▸ Requirements
In your copy, repeat the records exactly and leave out the pictures.
[Begin Data to use]
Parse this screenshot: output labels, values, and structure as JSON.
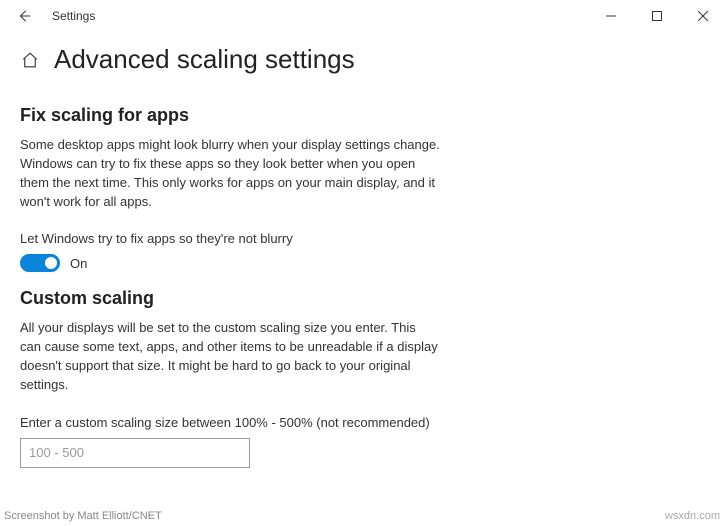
{
  "window": {
    "app_title": "Settings"
  },
  "header": {
    "page_title": "Advanced scaling settings"
  },
  "section1": {
    "heading": "Fix scaling for apps",
    "description": "Some desktop apps might look blurry when your display settings change. Windows can try to fix these apps so they look better when you open them the next time. This only works for apps on your main display, and it won't work for all apps.",
    "toggle_label": "Let Windows try to fix apps so they're not blurry",
    "toggle_state": "On"
  },
  "section2": {
    "heading": "Custom scaling",
    "description": "All your displays will be set to the custom scaling size you enter. This can cause some text, apps, and other items to be unreadable if a display doesn't support that size. It might be hard to go back to your original settings.",
    "input_label": "Enter a custom scaling size between 100% - 500% (not recommended)",
    "input_placeholder": "100 - 500"
  },
  "footer": {
    "credit": "Screenshot by Matt Elliott/CNET",
    "watermark": "wsxdn.com"
  }
}
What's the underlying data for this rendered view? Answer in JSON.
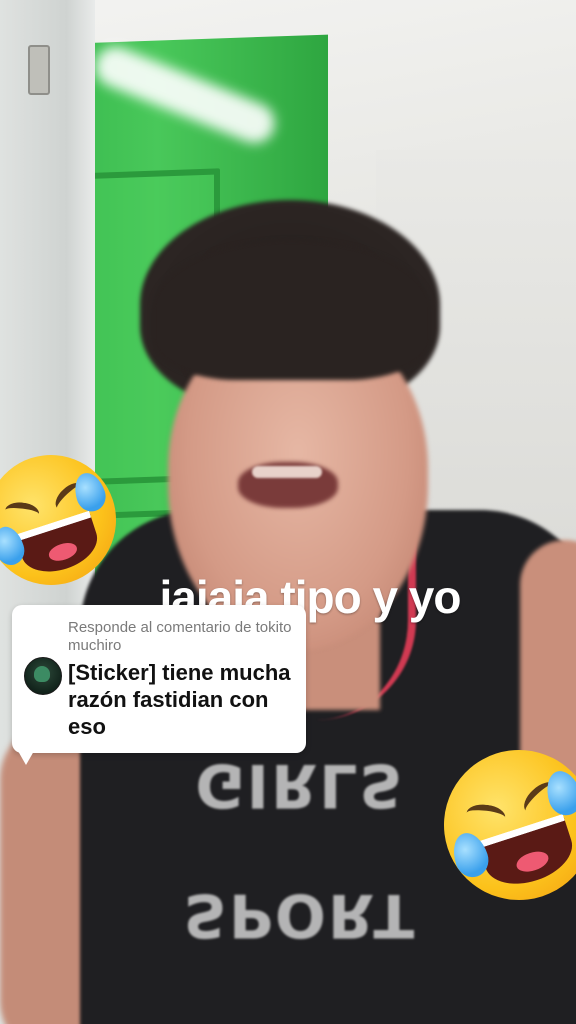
[End Data to use]
▸ Response to this task
Parse this screenshot: output labels, values, and structure as JSON.
{
  "window": {
    "app_title": "Settings"
  },
  "header": {
    "page_title": "Advanced scaling settings"
  },
  "section1": {
    "heading": "Fix scaling for apps",
    "description": "Some desktop apps might look blurry when your display settings change. Windows can try to fix these apps so they look better when you open them the next time. This only works for apps on your main display, and it won't work for all apps.",
    "toggle_label": "Let Windows try to fix apps so they're not blurry",
    "toggle_state": "On"
  },
  "section2": {
    "heading": "Custom scaling",
    "description": "All your displays will be set to the custom scaling size you enter. This can cause some text, apps, and other items to be unreadable if a display doesn't support that size. It might be hard to go back to your original settings.",
    "input_label": "Enter a custom scaling size between 100% - 500% (not recommended)",
    "input_placeholder": "100 - 500"
  },
  "footer": {
    "credit": "Screenshot by Matt Elliott/CNET",
    "watermark": "wsxdn.com"
  }
}
What's the underlying data for this rendered view? Answer in JSON.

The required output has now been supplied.